Repeat each entry as written and leave the images out of the copy.

Stored records:
((

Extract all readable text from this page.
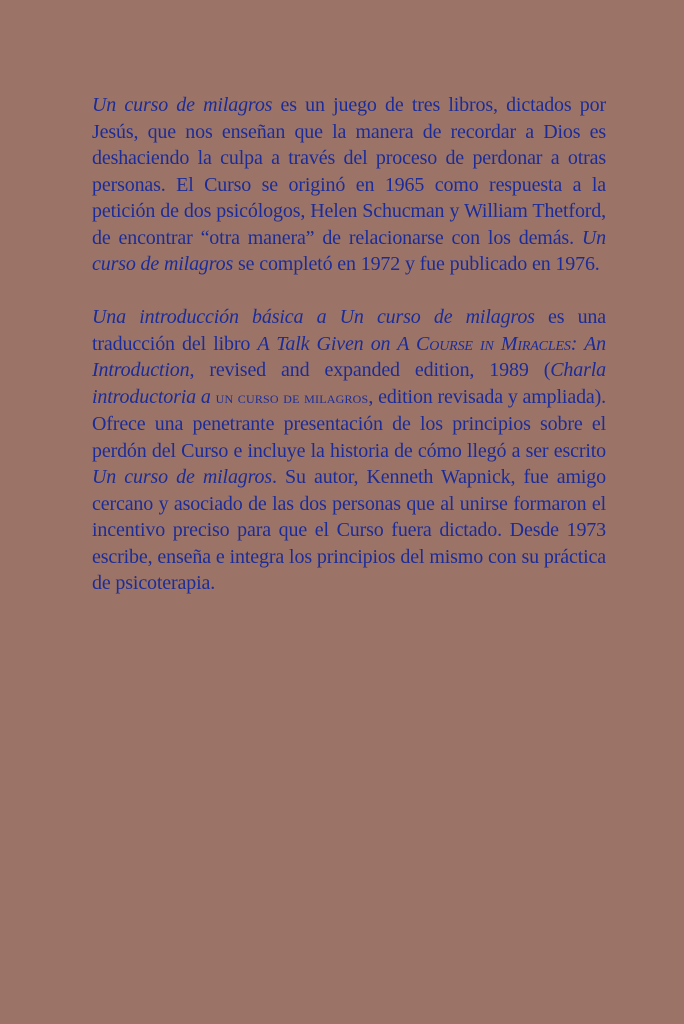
Un curso de milagros es un juego de tres libros, dictados por Jesús, que nos enseñan que la manera de recordar a Dios es deshaciendo la culpa a través del proceso de perdonar a otras personas. El Curso se originó en 1965 como respuesta a la petición de dos psicólogos, Helen Schucman y William Thetford, de encontrar “otra manera” de relacionarse con los demás. Un curso de milagros se completó en 1972 y fue publicado en 1976.

Una introducción básica a Un curso de milagros es una traducción del libro A Talk Given on A Course in Miracles: An Introduction, revised and expanded edition, 1989 (Charla introductoria a un curso de milagros, edition revisada y ampliada). Ofrece una penetrante presentación de los principios sobre el perdón del Curso e incluye la historia de cómo llegó a ser escrito Un curso de milagros. Su autor, Kenneth Wapnick, fue amigo cercano y asociado de las dos personas que al unirse formaron el incentivo preciso para que el Curso fuera dictado. Desde 1973 escribe, enseña e integra los principios del mismo con su práctica de psicoterapia.
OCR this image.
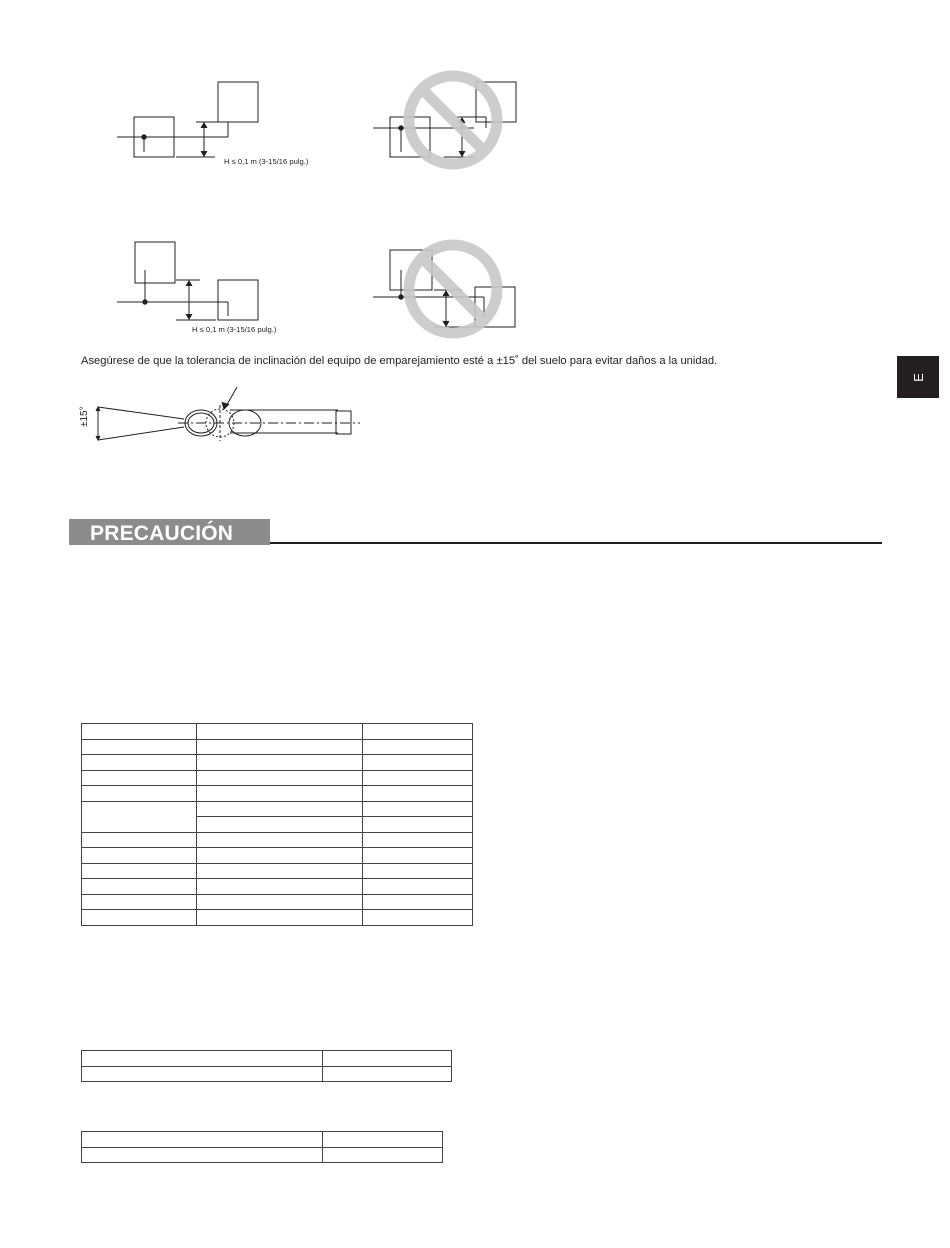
E
H ≤ 0,1 m (3-15/16 pulg.)
H ≤ 0,1 m (3-15/16 pulg.)
Asegúrese de que la tolerancia de inclinación del equipo de emparejamiento esté a ±15˚ del suelo para evitar daños a la unidad.
±15°
PRECAUCIÓN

))

* _EXERCISE RESPONSE_:
Extract all readable text from this page.
Un curso de milagros es un juego de tres libros, dictados por Jesús, que nos enseñan que la manera de recordar a Dios es deshaciendo la culpa a través del proceso de perdonar a otras personas. El Curso se originó en 1965 como respuesta a la petición de dos psicólogos, Helen Schucman y William Thetford, de encontrar “otra manera” de relacionarse con los demás. Un curso de milagros se completó en 1972 y fue publicado en 1976.

Una introducción básica a Un curso de milagros es una traducción del libro A Talk Given on A Course in Miracles: An Introduction, revised and expanded edition, 1989 (Charla introductoria a un curso de milagros, edition revisada y ampliada). Ofrece una penetrante presentación de los principios sobre el perdón del Curso e incluye la historia de cómo llegó a ser escrito Un curso de milagros. Su autor, Kenneth Wapnick, fue amigo cercano y asociado de las dos personas que al unirse formaron el incentivo preciso para que el Curso fuera dictado. Desde 1973 escribe, enseña e integra los principios del mismo con su práctica de psicoterapia.
OCR this image.
E
H ≤ 0,1 m (3-15/16 pulg.)
H ≤ 0,1 m (3-15/16 pulg.)
Asegúrese de que la tolerancia de inclinación del equipo de emparejamiento esté a ±15˚ del suelo para evitar daños a la unidad.
±15°
PRECAUCIÓN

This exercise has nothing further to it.